Output the entries below verbatim, beginning at the line that contains "html-text:Human IgG2: Human" and stopping after the line that contains "What are the".

* Start EXCERPTED RECORDS *

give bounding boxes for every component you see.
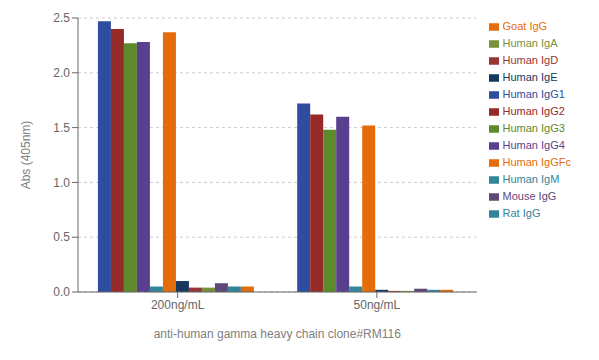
html-text:Human IgG2: Human IgG2 bbox=[502, 105, 565, 117]
svg-text:1.5: 1.5 bbox=[53, 121, 70, 135]
svg-text:2.0: 2.0 bbox=[53, 66, 70, 80]
svg-text:1.0: 1.0 bbox=[53, 176, 70, 190]
html-text:Rat IgG: Rat IgG bbox=[502, 207, 541, 219]
html-text:Human IgM: Human IgM bbox=[502, 173, 560, 185]
svg-text:Abs (405nm): Abs (405nm) bbox=[19, 121, 33, 190]
svg-text:0.5: 0.5 bbox=[53, 230, 70, 244]
html-text:Human IgE: Human IgE bbox=[502, 71, 558, 83]
html-text:Human IgG1: Human IgG1 bbox=[502, 88, 565, 100]
svg-text:0.0: 0.0 bbox=[53, 285, 70, 299]
html-text:Human IgD: Human IgD bbox=[502, 54, 559, 66]
svg-text:anti-human gamma heavy chain c: anti-human gamma heavy chain clone#RM116 bbox=[154, 327, 402, 341]
svg-text:50ng/mL: 50ng/mL bbox=[354, 298, 401, 312]
html-text:Human IgGFc: Human IgGFc bbox=[502, 156, 571, 168]
svg-text:2.5: 2.5 bbox=[53, 11, 70, 25]
svg-text:200ng/mL: 200ng/mL bbox=[151, 298, 205, 312]
html-text:Human IgG4: Human IgG4 bbox=[502, 139, 565, 151]
html-text:Goat IgG: Goat IgG bbox=[502, 20, 548, 32]
html-text:Human IgG3: Human IgG3 bbox=[502, 122, 565, 134]
html-text:Mouse IgG: Mouse IgG bbox=[502, 190, 557, 202]
html-text:Human IgA: Human IgA bbox=[502, 37, 558, 49]
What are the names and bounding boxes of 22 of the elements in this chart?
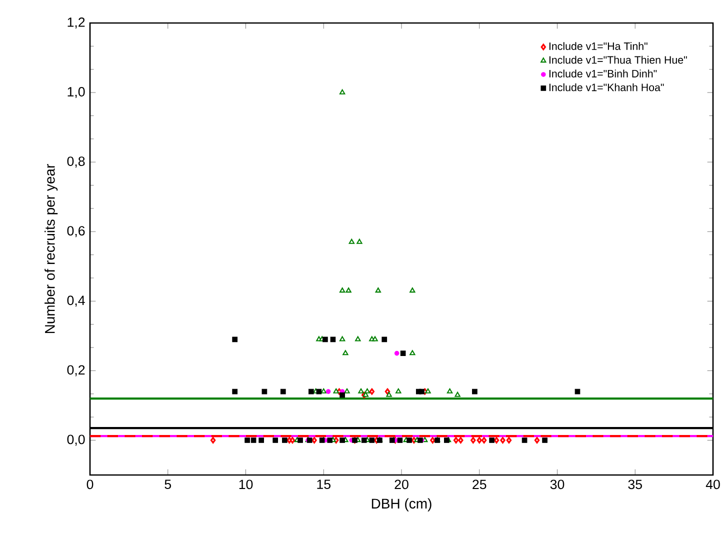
legend-label: Include v1="Thua Thien Hue" bbox=[549, 56, 687, 64]
x-tick-label: 10 bbox=[239, 480, 253, 490]
y-tick-label: 1,0 bbox=[68, 87, 85, 98]
x-tick-label: 20 bbox=[394, 480, 408, 490]
y-axis-title: Number of recruits per year bbox=[44, 164, 58, 334]
x-tick-label: 40 bbox=[706, 480, 720, 490]
legend-label: Include v1="Binh Dinh" bbox=[549, 70, 657, 78]
y-tick-label: 0,0 bbox=[67, 434, 85, 446]
x-tick-label: 30 bbox=[550, 480, 564, 490]
x-tick-label: 35 bbox=[628, 480, 642, 490]
y-tick-label: 0,8 bbox=[67, 156, 85, 168]
y-tick-label: 0,6 bbox=[67, 226, 85, 238]
y-tick-label: 0,4 bbox=[67, 296, 85, 307]
legend-label: Include v1="Khanh Hoa" bbox=[549, 83, 664, 92]
x-axis-title: DBH (cm) bbox=[372, 498, 432, 512]
x-tick-label: 5 bbox=[164, 480, 172, 490]
x-tick-label: 0 bbox=[86, 480, 94, 490]
legend-label: Include v1="Ha Tinh" bbox=[549, 42, 648, 50]
x-tick-label: 15 bbox=[317, 480, 330, 490]
y-tick-label: 1,2 bbox=[68, 17, 85, 29]
y-tick-label: 0,2 bbox=[67, 365, 85, 376]
x-tick-label: 25 bbox=[472, 480, 486, 490]
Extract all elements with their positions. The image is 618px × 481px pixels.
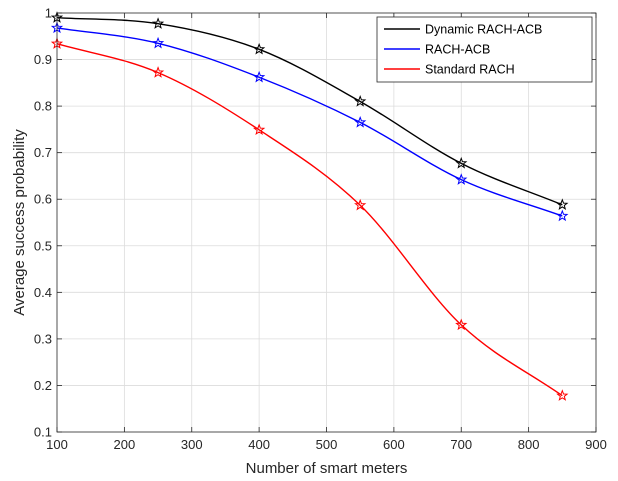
- data-point-dynamic-rach-acb: [556, 198, 569, 211]
- data-point-dynamic-rach-acb: [151, 17, 165, 29]
- y-tick-label: 0.2: [34, 378, 52, 393]
- y-tick-label: 0.8: [34, 99, 52, 114]
- series-line-dynamic-rach-acb: [56, 16, 563, 206]
- data-point-rach-acb: [253, 70, 266, 83]
- data-point-dynamic-rach-acb: [455, 156, 468, 169]
- legend-label-standard-rach: Standard RACH: [425, 63, 515, 77]
- y-tick-label: 0.3: [34, 331, 52, 346]
- data-point-standard-rach: [455, 318, 468, 331]
- x-axis-label: Number of smart meters: [246, 460, 408, 477]
- x-tick-label: 400: [248, 437, 270, 452]
- y-tick-label: 0.7: [34, 145, 52, 160]
- x-tick-label: 500: [316, 437, 338, 452]
- legend-label-rach-acb: RACH-ACB: [425, 43, 490, 57]
- legend-label-dynamic-rach-acb: Dynamic RACH-ACB: [425, 23, 542, 37]
- y-axis-label: Average success probability: [11, 129, 28, 316]
- data-point-standard-rach: [556, 389, 569, 401]
- y-tick-labels: 0.1 0.2 0.3 0.4 0.5 0.6 0.7 0.8 0.9 1: [34, 6, 52, 440]
- data-point-rach-acb: [556, 209, 569, 222]
- data-point-rach-acb: [151, 36, 165, 49]
- x-tick-label: 300: [181, 437, 203, 452]
- y-tick-label: 0.1: [34, 425, 52, 440]
- y-tick-label: 0.9: [34, 52, 52, 67]
- x-tick-label: 800: [518, 437, 540, 452]
- x-tick-label: 900: [585, 437, 607, 452]
- axis-ticks: [56, 12, 597, 433]
- y-tick-label: 0.6: [34, 192, 52, 207]
- x-tick-label: 200: [114, 437, 136, 452]
- y-tick-label: 1: [45, 6, 52, 21]
- x-tick-label: 600: [383, 437, 405, 452]
- y-tick-label: 0.5: [34, 238, 52, 253]
- data-point-rach-acb: [455, 173, 468, 185]
- legend: Dynamic RACH-ACB RACH-ACB Standard RACH: [376, 16, 593, 83]
- data-point-standard-rach: [354, 198, 367, 211]
- data-point-dynamic-rach-acb: [354, 95, 367, 107]
- data-point-dynamic-rach-acb: [253, 42, 266, 55]
- series-markers: [50, 11, 569, 401]
- data-point-standard-rach: [151, 66, 165, 78]
- data-point-rach-acb: [354, 115, 367, 128]
- y-tick-label: 0.4: [34, 285, 52, 300]
- x-tick-label: 700: [450, 437, 472, 452]
- series-line-rach-acb: [56, 27, 563, 217]
- data-point-standard-rach: [253, 123, 266, 136]
- x-tick-labels: 100 200 300 400 500 600 700 800 900: [46, 437, 607, 452]
- x-tick-label: 100: [46, 437, 68, 452]
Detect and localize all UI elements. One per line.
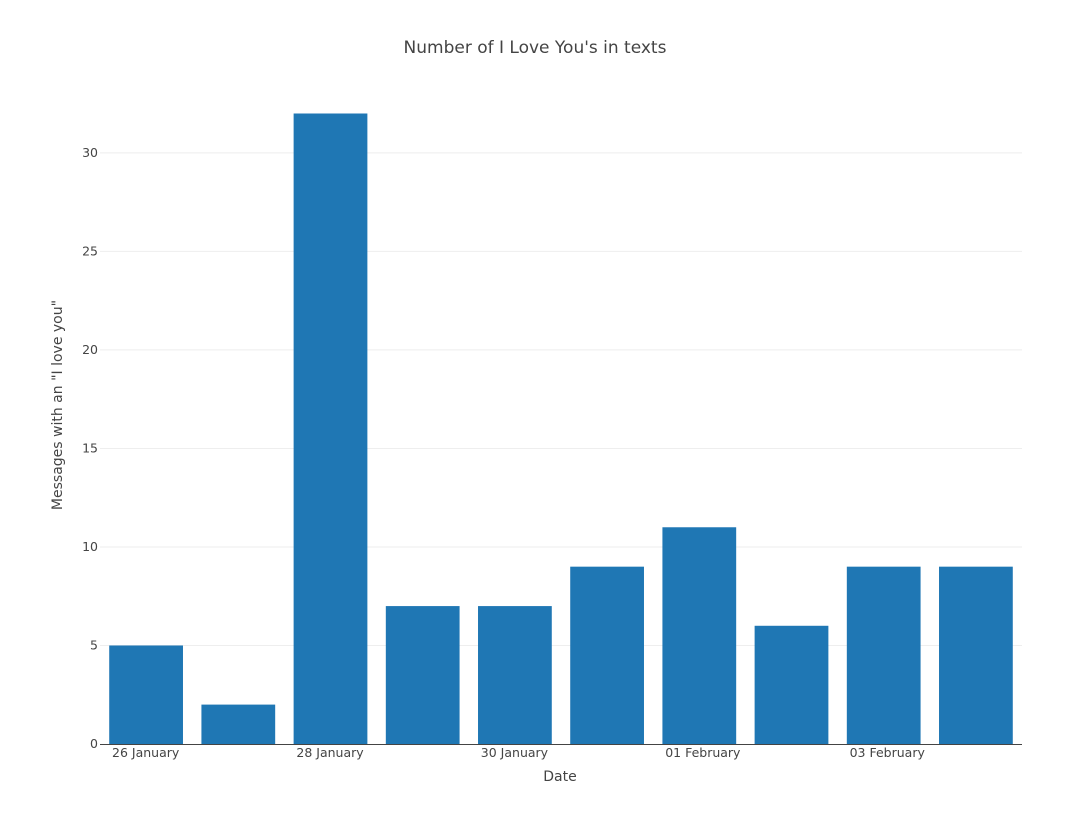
y-tick-label: 5 bbox=[90, 637, 98, 652]
chart-title: Number of I Love You's in texts bbox=[404, 38, 667, 58]
bar bbox=[385, 606, 460, 744]
bar bbox=[109, 645, 183, 744]
bar bbox=[662, 527, 737, 744]
x-tick-label: 01 February bbox=[665, 745, 741, 760]
y-tick-label: 10 bbox=[82, 539, 98, 554]
bar bbox=[478, 606, 552, 744]
bars bbox=[109, 113, 1013, 745]
x-tick-label: 28 January bbox=[296, 745, 364, 760]
x-axis-ticks: 26 January 28 January 30 January 01 Februar… bbox=[112, 745, 925, 760]
x-tick-label: 03 February bbox=[850, 745, 926, 760]
bar bbox=[570, 566, 644, 744]
bar bbox=[846, 566, 921, 744]
y-axis-title: Messages with an "I love you" bbox=[50, 300, 66, 510]
y-tick-label: 15 bbox=[82, 440, 98, 455]
bar bbox=[939, 566, 1013, 744]
x-tick-label: 30 January bbox=[481, 745, 549, 760]
bar bbox=[293, 113, 368, 745]
x-axis-title: Date bbox=[543, 769, 576, 785]
y-tick-label: 25 bbox=[82, 243, 98, 258]
y-tick-label: 30 bbox=[82, 145, 98, 160]
bar bbox=[754, 625, 829, 744]
bar bbox=[201, 704, 276, 744]
y-tick-label: 0 bbox=[90, 736, 98, 751]
y-tick-label: 20 bbox=[82, 342, 98, 357]
x-tick-label: 26 January bbox=[112, 745, 180, 760]
y-axis-ticks: 0 5 10 15 20 25 30 bbox=[82, 145, 98, 751]
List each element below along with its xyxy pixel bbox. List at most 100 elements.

* End EXCERPTED RECORDS *

RESPONSE TO THIS EXERCISE -
html-text:Human IgG2: Human IgG2 bbox=[502, 105, 565, 117]
svg-text:1.5: 1.5 bbox=[53, 121, 70, 135]
svg-text:2.0: 2.0 bbox=[53, 66, 70, 80]
svg-text:1.0: 1.0 bbox=[53, 176, 70, 190]
html-text:Rat IgG: Rat IgG bbox=[502, 207, 541, 219]
html-text:Human IgM: Human IgM bbox=[502, 173, 560, 185]
svg-text:Abs (405nm): Abs (405nm) bbox=[19, 121, 33, 190]
svg-text:0.5: 0.5 bbox=[53, 230, 70, 244]
html-text:Human IgE: Human IgE bbox=[502, 71, 558, 83]
html-text:Human IgG1: Human IgG1 bbox=[502, 88, 565, 100]
svg-text:0.0: 0.0 bbox=[53, 285, 70, 299]
html-text:Human IgD: Human IgD bbox=[502, 54, 559, 66]
svg-text:anti-human gamma heavy chain c: anti-human gamma heavy chain clone#RM116 bbox=[154, 327, 402, 341]
svg-text:50ng/mL: 50ng/mL bbox=[354, 298, 401, 312]
html-text:Human IgGFc: Human IgGFc bbox=[502, 156, 571, 168]
svg-text:2.5: 2.5 bbox=[53, 11, 70, 25]
svg-text:200ng/mL: 200ng/mL bbox=[151, 298, 205, 312]
html-text:Human IgG4: Human IgG4 bbox=[502, 139, 565, 151]
html-text:Goat IgG: Goat IgG bbox=[502, 20, 548, 32]
html-text:Human IgG3: Human IgG3 bbox=[502, 122, 565, 134]
html-text:Mouse IgG: Mouse IgG bbox=[502, 190, 557, 202]
html-text:Human IgA: Human IgA bbox=[502, 37, 558, 49]
What are the names and bounding boxes of 22 of the elements in this chart?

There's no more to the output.